--- Do this ---
Calculate how many lines in the following records hold the word "automate", and report that number without comment.

--- Extracted entries ---
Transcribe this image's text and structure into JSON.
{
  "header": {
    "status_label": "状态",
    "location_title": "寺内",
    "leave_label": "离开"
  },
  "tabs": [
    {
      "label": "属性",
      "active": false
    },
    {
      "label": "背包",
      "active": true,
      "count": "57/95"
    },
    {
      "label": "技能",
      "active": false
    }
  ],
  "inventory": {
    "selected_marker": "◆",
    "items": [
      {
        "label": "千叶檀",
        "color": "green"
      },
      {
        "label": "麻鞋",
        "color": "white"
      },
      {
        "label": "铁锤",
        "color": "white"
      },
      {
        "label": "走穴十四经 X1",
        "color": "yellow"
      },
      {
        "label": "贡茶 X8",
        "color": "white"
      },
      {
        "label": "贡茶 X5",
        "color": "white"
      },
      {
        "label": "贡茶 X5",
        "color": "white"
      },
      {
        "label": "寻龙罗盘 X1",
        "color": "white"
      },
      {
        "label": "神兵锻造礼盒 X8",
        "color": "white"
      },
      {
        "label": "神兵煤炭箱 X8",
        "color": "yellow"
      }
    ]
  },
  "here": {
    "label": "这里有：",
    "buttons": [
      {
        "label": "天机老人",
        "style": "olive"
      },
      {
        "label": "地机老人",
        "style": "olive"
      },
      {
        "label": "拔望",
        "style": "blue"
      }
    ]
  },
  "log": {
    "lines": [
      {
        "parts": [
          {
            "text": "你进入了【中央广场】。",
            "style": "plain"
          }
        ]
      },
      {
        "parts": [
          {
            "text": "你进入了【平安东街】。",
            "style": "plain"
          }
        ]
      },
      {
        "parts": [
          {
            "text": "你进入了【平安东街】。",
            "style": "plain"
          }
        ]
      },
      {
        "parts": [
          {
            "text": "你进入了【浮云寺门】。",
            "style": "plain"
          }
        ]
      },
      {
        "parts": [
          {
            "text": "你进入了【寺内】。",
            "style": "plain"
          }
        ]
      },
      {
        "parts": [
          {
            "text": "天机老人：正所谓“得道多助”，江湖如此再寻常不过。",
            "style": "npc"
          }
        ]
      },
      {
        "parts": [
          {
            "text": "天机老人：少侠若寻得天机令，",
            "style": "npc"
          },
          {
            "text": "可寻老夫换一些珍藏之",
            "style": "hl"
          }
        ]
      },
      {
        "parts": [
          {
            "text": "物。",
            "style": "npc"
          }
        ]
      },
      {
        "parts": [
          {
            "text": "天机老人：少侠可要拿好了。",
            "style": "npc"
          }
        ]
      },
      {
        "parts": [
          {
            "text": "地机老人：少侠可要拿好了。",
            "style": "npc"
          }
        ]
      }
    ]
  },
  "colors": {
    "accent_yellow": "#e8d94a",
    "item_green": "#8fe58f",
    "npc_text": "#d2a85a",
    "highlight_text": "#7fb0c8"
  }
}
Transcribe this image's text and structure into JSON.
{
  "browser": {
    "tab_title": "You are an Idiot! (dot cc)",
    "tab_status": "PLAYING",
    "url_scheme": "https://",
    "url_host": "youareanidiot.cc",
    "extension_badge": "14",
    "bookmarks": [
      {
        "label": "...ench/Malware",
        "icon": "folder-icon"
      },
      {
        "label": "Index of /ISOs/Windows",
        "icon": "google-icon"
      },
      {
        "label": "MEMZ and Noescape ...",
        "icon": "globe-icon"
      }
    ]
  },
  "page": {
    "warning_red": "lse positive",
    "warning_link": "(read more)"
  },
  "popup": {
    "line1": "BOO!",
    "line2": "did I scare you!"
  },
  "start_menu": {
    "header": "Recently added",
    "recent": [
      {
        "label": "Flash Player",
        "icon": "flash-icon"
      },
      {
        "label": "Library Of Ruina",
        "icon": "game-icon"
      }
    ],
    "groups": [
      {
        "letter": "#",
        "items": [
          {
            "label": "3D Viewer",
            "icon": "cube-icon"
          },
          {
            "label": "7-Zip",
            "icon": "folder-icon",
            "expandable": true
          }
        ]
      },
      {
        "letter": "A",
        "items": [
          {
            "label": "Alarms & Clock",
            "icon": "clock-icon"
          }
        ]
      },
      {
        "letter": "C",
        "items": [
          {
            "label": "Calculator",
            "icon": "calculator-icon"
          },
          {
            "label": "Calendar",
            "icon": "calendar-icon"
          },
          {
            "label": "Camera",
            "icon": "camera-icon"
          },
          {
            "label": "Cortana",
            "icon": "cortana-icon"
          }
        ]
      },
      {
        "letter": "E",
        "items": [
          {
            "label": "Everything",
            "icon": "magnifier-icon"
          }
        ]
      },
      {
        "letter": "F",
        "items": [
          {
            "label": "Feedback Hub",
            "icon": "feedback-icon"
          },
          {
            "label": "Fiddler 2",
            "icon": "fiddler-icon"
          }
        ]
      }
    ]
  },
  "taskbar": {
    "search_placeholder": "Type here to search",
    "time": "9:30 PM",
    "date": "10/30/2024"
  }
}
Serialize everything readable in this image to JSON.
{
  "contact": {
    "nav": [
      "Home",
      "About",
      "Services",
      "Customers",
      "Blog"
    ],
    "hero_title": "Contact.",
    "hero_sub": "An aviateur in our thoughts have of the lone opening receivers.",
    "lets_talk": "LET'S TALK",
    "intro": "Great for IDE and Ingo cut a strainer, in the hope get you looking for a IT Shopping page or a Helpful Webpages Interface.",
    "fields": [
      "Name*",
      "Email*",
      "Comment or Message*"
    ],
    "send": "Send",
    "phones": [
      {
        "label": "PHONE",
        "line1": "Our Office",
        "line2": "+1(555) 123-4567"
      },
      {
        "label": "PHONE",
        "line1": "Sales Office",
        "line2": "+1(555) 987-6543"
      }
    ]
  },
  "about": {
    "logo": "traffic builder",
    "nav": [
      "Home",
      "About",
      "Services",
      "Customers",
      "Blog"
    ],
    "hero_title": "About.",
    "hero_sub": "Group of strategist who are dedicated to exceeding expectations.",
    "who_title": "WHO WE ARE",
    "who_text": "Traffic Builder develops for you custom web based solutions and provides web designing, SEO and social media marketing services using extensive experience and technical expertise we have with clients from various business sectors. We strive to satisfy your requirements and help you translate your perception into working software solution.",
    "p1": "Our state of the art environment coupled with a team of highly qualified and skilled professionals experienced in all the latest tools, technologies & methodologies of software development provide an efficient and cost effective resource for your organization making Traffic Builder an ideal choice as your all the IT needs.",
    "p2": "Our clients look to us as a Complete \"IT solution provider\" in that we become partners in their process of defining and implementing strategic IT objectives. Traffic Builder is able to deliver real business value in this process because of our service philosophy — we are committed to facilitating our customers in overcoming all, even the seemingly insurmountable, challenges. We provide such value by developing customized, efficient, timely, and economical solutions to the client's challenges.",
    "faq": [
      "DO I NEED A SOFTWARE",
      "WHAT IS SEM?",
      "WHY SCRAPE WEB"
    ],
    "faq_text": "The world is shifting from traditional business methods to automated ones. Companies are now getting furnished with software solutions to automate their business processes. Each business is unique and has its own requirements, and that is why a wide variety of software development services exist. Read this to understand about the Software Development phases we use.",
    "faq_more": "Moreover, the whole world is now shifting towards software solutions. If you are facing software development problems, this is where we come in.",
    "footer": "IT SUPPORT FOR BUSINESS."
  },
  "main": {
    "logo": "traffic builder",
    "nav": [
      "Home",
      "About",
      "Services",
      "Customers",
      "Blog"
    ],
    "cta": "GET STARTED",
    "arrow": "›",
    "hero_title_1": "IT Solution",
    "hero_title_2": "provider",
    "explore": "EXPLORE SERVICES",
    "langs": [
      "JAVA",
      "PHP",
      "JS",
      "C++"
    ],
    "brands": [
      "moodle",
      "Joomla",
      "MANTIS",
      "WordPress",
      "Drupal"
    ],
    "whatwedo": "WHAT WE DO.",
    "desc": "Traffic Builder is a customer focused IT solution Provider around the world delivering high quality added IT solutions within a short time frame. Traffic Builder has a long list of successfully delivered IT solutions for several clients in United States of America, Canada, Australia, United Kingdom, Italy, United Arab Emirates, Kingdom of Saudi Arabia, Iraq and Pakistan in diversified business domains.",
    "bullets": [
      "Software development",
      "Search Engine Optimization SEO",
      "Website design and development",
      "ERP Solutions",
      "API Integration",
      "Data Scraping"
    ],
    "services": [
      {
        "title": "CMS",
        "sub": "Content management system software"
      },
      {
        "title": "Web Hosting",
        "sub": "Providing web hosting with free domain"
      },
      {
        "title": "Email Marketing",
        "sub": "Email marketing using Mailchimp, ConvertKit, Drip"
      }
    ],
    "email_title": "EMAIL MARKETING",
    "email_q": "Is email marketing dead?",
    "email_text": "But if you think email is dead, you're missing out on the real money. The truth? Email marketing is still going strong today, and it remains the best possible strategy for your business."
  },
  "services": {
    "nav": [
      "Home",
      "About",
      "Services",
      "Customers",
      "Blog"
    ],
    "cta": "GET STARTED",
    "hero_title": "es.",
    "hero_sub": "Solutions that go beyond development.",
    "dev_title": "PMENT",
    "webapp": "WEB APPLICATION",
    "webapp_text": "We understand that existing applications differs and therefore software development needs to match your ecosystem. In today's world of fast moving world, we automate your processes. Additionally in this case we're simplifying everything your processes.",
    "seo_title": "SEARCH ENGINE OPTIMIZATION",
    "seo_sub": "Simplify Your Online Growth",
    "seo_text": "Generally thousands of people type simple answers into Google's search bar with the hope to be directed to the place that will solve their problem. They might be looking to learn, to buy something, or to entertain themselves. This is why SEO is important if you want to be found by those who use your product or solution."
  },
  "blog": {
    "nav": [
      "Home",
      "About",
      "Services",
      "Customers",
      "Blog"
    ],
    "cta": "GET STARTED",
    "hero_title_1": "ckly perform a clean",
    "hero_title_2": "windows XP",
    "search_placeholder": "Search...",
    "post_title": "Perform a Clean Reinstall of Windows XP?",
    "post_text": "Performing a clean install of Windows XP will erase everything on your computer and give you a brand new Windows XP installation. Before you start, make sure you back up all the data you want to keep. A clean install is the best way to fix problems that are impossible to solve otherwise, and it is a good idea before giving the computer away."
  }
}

--- Written answer ---
2